* _Exercise directions_
Output every entry exactly as written.

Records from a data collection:
------------------------------------------------

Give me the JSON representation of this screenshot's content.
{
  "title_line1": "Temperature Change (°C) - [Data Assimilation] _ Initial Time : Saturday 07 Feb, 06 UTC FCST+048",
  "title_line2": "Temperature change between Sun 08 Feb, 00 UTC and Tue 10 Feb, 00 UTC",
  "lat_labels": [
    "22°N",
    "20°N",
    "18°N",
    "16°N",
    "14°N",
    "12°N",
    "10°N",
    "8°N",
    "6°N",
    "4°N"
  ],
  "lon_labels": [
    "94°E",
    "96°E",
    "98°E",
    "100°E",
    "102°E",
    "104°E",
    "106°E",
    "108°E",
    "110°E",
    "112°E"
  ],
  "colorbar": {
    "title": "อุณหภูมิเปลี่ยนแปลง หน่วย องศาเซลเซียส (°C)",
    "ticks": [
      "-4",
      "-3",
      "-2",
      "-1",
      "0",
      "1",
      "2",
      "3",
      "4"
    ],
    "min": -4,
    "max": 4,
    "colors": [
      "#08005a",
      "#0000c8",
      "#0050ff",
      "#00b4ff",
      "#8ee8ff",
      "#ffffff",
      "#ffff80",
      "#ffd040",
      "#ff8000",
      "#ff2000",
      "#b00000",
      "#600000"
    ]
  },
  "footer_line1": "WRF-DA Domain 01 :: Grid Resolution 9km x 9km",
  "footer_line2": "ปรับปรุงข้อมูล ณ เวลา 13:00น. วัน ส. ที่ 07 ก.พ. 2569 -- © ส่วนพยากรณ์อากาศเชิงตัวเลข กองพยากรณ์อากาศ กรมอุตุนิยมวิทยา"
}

------------------------------------------------

* _The result_
Give me the JSON representation of this screenshot's content.
{
  "title_line1": "Temperature Change (°C) - [Data Assimilation] _ Initial Time : Saturday 07 Feb, 06 UTC FCST+048",
  "title_line2": "Temperature change between Sun 08 Feb, 00 UTC and Tue 10 Feb, 00 UTC",
  "lat_labels": [
    "22°N",
    "20°N",
    "18°N",
    "16°N",
    "14°N",
    "12°N",
    "10°N",
    "8°N",
    "6°N",
    "4°N"
  ],
  "lon_labels": [
    "94°E",
    "96°E",
    "98°E",
    "100°E",
    "102°E",
    "104°E",
    "106°E",
    "108°E",
    "110°E",
    "112°E"
  ],
  "colorbar": {
    "title": "อุณหภูมิเปลี่ยนแปลง หน่วย องศาเซลเซียส (°C)",
    "ticks": [
      "-4",
      "-3",
      "-2",
      "-1",
      "0",
      "1",
      "2",
      "3",
      "4"
    ],
    "min": -4,
    "max": 4,
    "colors": [
      "#08005a",
      "#0000c8",
      "#0050ff",
      "#00b4ff",
      "#8ee8ff",
      "#ffffff",
      "#ffff80",
      "#ffd040",
      "#ff8000",
      "#ff2000",
      "#b00000",
      "#600000"
    ]
  },
  "footer_line1": "WRF-DA Domain 01 :: Grid Resolution 9km x 9km",
  "footer_line2": "ปรับปรุงข้อมูล ณ เวลา 13:00น. วัน ส. ที่ 07 ก.พ. 2569 -- © ส่วนพยากรณ์อากาศเชิงตัวเลข กองพยากรณ์อากาศ กรมอุตุนิยมวิทยา"
}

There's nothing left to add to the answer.